• [PROBLEM TO SOLVE] Convert the lines below into a JSON list of strings with one string per line, omitting any blank lines.

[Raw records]
========================================================================

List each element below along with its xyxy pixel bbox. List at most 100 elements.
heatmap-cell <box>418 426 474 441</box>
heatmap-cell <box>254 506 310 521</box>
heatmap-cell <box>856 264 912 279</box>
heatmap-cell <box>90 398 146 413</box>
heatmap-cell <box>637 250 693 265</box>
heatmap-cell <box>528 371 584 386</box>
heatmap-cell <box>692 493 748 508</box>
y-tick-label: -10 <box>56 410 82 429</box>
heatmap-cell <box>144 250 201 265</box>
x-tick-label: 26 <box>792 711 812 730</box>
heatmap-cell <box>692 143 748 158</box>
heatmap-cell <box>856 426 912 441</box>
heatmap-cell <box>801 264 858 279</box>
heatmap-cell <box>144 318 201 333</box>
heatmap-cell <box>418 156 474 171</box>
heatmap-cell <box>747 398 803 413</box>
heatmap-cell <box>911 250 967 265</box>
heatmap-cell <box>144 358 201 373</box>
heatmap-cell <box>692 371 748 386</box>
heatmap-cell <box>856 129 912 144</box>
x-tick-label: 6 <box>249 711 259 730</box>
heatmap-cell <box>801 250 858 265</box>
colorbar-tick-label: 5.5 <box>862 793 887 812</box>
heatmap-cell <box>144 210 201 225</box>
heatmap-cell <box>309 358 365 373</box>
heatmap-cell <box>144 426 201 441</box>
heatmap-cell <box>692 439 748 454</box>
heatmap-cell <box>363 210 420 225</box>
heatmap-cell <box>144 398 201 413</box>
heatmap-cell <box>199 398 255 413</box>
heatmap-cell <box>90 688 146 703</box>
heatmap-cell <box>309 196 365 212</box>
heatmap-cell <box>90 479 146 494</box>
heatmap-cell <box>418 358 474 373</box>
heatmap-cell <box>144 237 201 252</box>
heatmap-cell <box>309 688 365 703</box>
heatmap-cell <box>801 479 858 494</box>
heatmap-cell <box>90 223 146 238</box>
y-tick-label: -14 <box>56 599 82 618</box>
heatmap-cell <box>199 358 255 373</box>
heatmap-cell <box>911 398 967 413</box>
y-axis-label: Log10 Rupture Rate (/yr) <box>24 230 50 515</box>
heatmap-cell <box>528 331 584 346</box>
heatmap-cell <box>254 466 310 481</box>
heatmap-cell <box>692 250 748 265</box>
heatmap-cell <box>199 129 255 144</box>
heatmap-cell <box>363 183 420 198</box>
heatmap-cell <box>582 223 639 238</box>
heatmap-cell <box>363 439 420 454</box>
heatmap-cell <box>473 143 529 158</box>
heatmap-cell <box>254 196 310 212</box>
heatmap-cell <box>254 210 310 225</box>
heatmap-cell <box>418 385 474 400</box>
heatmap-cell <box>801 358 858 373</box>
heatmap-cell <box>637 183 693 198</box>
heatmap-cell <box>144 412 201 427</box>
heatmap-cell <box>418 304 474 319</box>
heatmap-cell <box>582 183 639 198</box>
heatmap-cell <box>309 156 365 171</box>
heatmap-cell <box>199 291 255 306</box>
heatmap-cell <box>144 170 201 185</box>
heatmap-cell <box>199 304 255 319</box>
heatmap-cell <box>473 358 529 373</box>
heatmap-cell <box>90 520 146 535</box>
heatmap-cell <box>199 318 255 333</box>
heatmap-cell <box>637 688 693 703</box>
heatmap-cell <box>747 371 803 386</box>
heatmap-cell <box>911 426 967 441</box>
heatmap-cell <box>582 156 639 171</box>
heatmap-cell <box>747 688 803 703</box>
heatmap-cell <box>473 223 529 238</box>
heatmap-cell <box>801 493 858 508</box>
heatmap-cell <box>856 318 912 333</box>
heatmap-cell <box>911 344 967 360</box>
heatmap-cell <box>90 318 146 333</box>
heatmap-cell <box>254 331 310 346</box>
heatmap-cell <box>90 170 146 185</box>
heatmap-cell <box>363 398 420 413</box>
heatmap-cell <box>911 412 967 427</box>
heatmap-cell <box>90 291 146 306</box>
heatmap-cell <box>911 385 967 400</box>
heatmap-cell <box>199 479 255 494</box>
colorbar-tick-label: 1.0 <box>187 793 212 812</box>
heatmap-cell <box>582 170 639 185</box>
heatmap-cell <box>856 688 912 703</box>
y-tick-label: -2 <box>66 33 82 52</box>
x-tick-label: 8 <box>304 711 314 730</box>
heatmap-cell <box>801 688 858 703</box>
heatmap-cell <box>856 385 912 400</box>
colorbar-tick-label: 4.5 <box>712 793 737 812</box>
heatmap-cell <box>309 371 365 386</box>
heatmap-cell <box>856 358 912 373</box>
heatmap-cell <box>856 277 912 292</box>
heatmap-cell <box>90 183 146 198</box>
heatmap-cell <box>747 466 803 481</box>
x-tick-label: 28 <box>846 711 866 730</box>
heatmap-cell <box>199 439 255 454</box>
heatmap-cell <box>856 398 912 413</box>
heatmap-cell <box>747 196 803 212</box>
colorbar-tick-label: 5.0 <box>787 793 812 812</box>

========================================================================

• [ANSWER FOR THE TASK]
[
  "List each element below along with its xyxy pixel bbox. List at most 100 elements.",
  "heatmap-cell <box>418 426 474 441</box>",
  "heatmap-cell <box>254 506 310 521</box>",
  "heatmap-cell <box>856 264 912 279</box>",
  "heatmap-cell <box>90 398 146 413</box>",
  "heatmap-cell <box>637 250 693 265</box>",
  "heatmap-cell <box>528 371 584 386</box>",
  "heatmap-cell <box>692 493 748 508</box>",
  "y-tick-label: -10 <box>56 410 82 429</box>",
  "heatmap-cell <box>144 250 201 265</box>",
  "x-tick-label: 26 <box>792 711 812 730</box>",
  "heatmap-cell <box>692 143 748 158</box>",
  "heatmap-cell <box>856 426 912 441</box>",
  "heatmap-cell <box>801 264 858 279</box>",
  "heatmap-cell <box>144 318 201 333</box>",
  "heatmap-cell <box>418 156 474 171</box>",
  "heatmap-cell <box>747 398 803 413</box>",
  "heatmap-cell <box>911 250 967 265</box>",
  "heatmap-cell <box>144 358 201 373</box>",
  "heatmap-cell <box>692 371 748 386</box>",
  "heatmap-cell <box>856 129 912 144</box>",
  "x-tick-label: 6 <box>249 711 259 730</box>",
  "heatmap-cell <box>801 250 858 265</box>",
  "colorbar-tick-label: 5.5 <box>862 793 887 812</box>",
  "heatmap-cell <box>144 210 201 225</box>",
  "heatmap-cell <box>309 358 365 373</box>",
  "heatmap-cell <box>144 426 201 441</box>",
  "heatmap-cell <box>692 439 748 454</box>",
  "heatmap-cell <box>363 210 420 225</box>",
  "heatmap-cell <box>144 398 201 413</box>",
  "heatmap-cell <box>199 398 255 413</box>",
  "heatmap-cell <box>90 688 146 703</box>",
  "heatmap-cell <box>309 196 365 212</box>",
  "heatmap-cell <box>90 479 146 494</box>",
  "heatmap-cell <box>418 358 474 373</box>",
  "heatmap-cell <box>144 237 201 252</box>",
  "heatmap-cell <box>309 688 365 703</box>",
  "heatmap-cell <box>801 479 858 494</box>",
  "heatmap-cell <box>90 223 146 238</box>",
  "y-tick-label: -14 <box>56 599 82 618</box>",
  "heatmap-cell <box>199 358 255 373</box>",
  "heatmap-cell <box>911 398 967 413</box>",
  "y-axis-label: Log10 Rupture Rate (/yr) <box>24 230 50 515</box>",
  "heatmap-cell <box>528 331 584 346</box>",
  "heatmap-cell <box>254 466 310 481</box>",
  "heatmap-cell <box>692 250 748 265</box>",
  "heatmap-cell <box>199 129 255 144</box>",
  "heatmap-cell <box>363 183 420 198</box>",
  "heatmap-cell <box>582 223 639 238</box>",
  "heatmap-cell <box>363 439 420 454</box>",
  "heatmap-cell <box>473 143 529 158</box>",
  "heatmap-cell <box>254 196 310 212</box>",
  "heatmap-cell <box>254 210 310 225</box>",
  "heatmap-cell <box>418 385 474 400</box>",
  "heatmap-cell <box>801 358 858 373</box>",
  "heatmap-cell <box>637 183 693 198</box>",
  "heatmap-cell <box>144 412 201 427</box>",
  "heatmap-cell <box>418 304 474 319</box>",
  "heatmap-cell <box>582 183 639 198</box>",
  "heatmap-cell <box>309 156 365 171</box>",
  "heatmap-cell <box>199 291 255 306</box>",
  "heatmap-cell <box>144 170 201 185</box>",
  "heatmap-cell <box>199 304 255 319</box>",
  "heatmap-cell <box>473 358 529 373</box>",
  "heatmap-cell <box>90 520 146 535</box>",
  "heatmap-cell <box>199 318 255 333</box>",
  "heatmap-cell <box>637 688 693 703</box>",
  "heatmap-cell <box>747 371 803 386</box>",
  "heatmap-cell <box>911 426 967 441</box>",
  "heatmap-cell <box>582 156 639 171</box>",
  "heatmap-cell <box>747 688 803 703</box>",
  "heatmap-cell <box>473 223 529 238</box>",
  "heatmap-cell <box>801 493 858 508</box>",
  "heatmap-cell <box>856 318 912 333</box>",
  "heatmap-cell <box>911 344 967 360</box>",
  "heatmap-cell <box>90 318 146 333</box>",
  "heatmap-cell <box>254 331 310 346</box>",
  "heatmap-cell <box>90 170 146 185</box>",
  "heatmap-cell <box>363 398 420 413</box>",
  "heatmap-cell <box>911 412 967 427</box>",
  "heatmap-cell <box>90 291 146 306</box>",
  "heatmap-cell <box>911 385 967 400</box>",
  "heatmap-cell <box>199 479 255 494</box>",
  "colorbar-tick-label: 1.0 <box>187 793 212 812</box>",
  "heatmap-cell <box>582 170 639 185</box>",
  "heatmap-cell <box>856 688 912 703</box>",
  "y-tick-label: -2 <box>66 33 82 52</box>",
  "x-tick-label: 8 <box>304 711 314 730</box>",
  "heatmap-cell <box>801 688 858 703</box>",
  "heatmap-cell <box>856 385 912 400</box>",
  "colorbar-tick-label: 4.5 <box>712 793 737 812</box>",
  "heatmap-cell <box>309 371 365 386</box>",
  "heatmap-cell <box>856 358 912 373</box>",
  "heatmap-cell <box>856 277 912 292</box>",
  "heatmap-cell <box>90 183 146 198</box>",
  "heatmap-cell <box>747 466 803 481</box>",
  "x-tick-label: 28 <box>846 711 866 730</box>",
  "heatmap-cell <box>199 439 255 454</box>",
  "heatmap-cell <box>856 398 912 413</box>",
  "heatmap-cell <box>747 196 803 212</box>",
  "colorbar-tick-label: 5.0 <box>787 793 812 812</box>"
]